**Brief**
Without the pictures, return all of the material exactly as written.

————————

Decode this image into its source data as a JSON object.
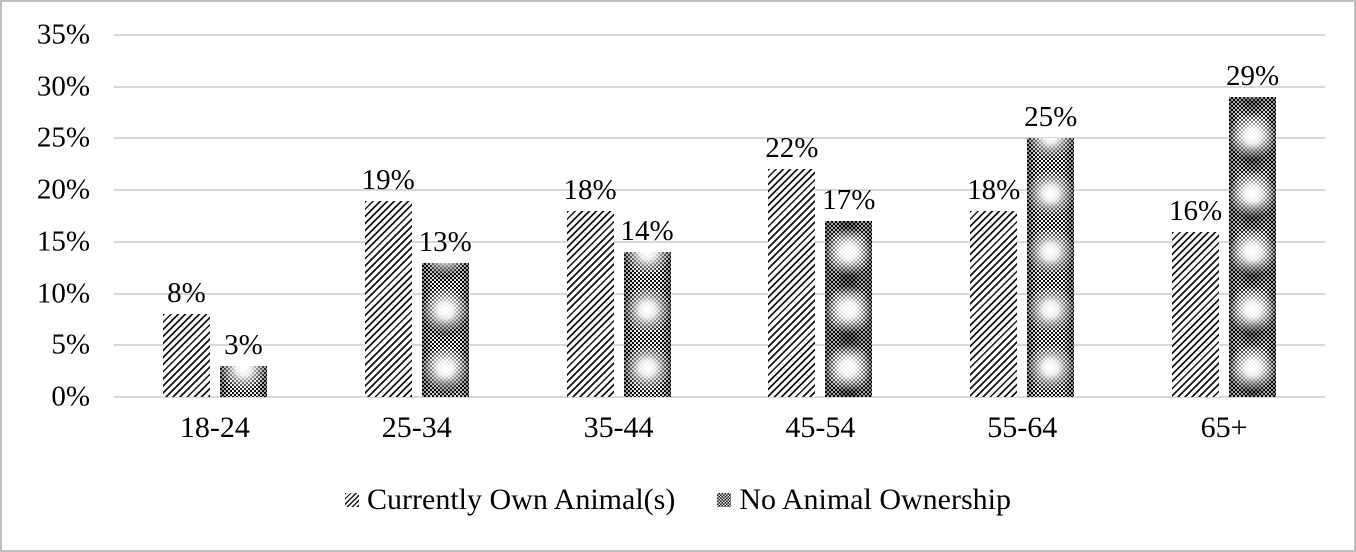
{
  "frame": {
    "background": "#ffffff",
    "border_color": "#c0c0c0"
  },
  "chart_data": {
    "type": "bar",
    "title": "",
    "xlabel": "",
    "ylabel": "",
    "categories": [
      "18-24",
      "25-34",
      "35-44",
      "45-54",
      "55-64",
      "65+"
    ],
    "series": [
      {
        "name": "Currently Own Animal(s)",
        "pattern": "diagonal-hatch",
        "values": [
          8,
          19,
          18,
          22,
          18,
          16
        ]
      },
      {
        "name": "No Animal Ownership",
        "pattern": "dark-checker",
        "values": [
          3,
          13,
          14,
          17,
          25,
          29
        ]
      }
    ],
    "ylim": [
      0,
      35
    ],
    "ytick_step": 5,
    "ytick_labels": [
      "35%",
      "30%",
      "25%",
      "20%",
      "15%",
      "10%",
      "5%",
      "0%"
    ],
    "data_label_suffix": "%",
    "grid": true,
    "gridline_color": "#d9d9d9",
    "text_color": "#000000",
    "legend_position": "bottom"
  }
}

————————

**Result**
Decode this image into its source data as a JSON object.
{
  "frame": {
    "background": "#ffffff",
    "border_color": "#c0c0c0"
  },
  "chart_data": {
    "type": "bar",
    "title": "",
    "xlabel": "",
    "ylabel": "",
    "categories": [
      "18-24",
      "25-34",
      "35-44",
      "45-54",
      "55-64",
      "65+"
    ],
    "series": [
      {
        "name": "Currently Own Animal(s)",
        "pattern": "diagonal-hatch",
        "values": [
          8,
          19,
          18,
          22,
          18,
          16
        ]
      },
      {
        "name": "No Animal Ownership",
        "pattern": "dark-checker",
        "values": [
          3,
          13,
          14,
          17,
          25,
          29
        ]
      }
    ],
    "ylim": [
      0,
      35
    ],
    "ytick_step": 5,
    "ytick_labels": [
      "35%",
      "30%",
      "25%",
      "20%",
      "15%",
      "10%",
      "5%",
      "0%"
    ],
    "data_label_suffix": "%",
    "grid": true,
    "gridline_color": "#d9d9d9",
    "text_color": "#000000",
    "legend_position": "bottom"
  }
}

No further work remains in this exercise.